Do this: Go through the material below and copy each line where the word "JSON" appears.
= = = =
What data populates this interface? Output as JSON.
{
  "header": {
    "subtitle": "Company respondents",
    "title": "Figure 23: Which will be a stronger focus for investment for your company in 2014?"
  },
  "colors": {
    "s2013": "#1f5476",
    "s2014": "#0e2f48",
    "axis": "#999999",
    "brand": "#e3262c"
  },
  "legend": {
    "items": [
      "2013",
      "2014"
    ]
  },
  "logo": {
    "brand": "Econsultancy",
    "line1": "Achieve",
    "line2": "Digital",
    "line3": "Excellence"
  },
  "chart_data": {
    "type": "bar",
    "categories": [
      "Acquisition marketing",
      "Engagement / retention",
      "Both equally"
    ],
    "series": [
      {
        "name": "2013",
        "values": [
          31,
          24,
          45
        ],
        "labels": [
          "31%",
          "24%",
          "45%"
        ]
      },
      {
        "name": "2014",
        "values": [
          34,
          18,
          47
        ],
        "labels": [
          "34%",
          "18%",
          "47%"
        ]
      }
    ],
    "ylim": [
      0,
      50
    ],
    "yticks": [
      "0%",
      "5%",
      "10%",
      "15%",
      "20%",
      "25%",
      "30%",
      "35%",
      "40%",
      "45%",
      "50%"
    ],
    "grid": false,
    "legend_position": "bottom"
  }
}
= = = =
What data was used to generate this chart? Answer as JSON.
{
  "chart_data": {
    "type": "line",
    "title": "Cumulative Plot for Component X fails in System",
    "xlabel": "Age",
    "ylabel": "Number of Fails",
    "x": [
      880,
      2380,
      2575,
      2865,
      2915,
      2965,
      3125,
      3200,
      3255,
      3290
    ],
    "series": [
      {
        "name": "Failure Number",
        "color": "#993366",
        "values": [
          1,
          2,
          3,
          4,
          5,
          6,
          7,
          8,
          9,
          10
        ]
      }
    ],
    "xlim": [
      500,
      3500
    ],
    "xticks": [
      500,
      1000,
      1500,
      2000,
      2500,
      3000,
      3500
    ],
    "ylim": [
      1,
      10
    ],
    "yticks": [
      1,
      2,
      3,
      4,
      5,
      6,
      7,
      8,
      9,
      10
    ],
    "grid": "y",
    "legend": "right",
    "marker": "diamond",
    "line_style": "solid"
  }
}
= = = =
Solution:
What data populates this interface? Output as JSON.
What data was used to generate this chart? Answer as JSON.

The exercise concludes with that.